Short exercise = Each line containing the word "using" should be found and copied.
****************
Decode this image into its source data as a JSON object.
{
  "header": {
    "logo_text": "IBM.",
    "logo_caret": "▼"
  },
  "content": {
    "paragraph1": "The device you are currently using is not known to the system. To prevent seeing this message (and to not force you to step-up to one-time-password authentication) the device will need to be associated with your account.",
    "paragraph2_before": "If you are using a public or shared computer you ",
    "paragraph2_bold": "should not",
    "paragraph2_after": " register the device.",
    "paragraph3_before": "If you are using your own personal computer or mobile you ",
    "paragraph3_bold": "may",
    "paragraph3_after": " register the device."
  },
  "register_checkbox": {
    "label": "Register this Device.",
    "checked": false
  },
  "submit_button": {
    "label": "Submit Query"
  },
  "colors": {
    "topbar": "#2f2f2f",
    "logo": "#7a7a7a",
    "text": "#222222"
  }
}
****************
Output for this task =
    "paragraph1": "The device you are currently using is not known to the system. To prevent seeing this message (and to not force you to step-up to one-time-password authentication) the device will need to be associated with your account.",
    "paragraph2_before": "If you are using a public or shared computer you ",
    "paragraph3_before": "If you are using your own personal computer or mobile you ",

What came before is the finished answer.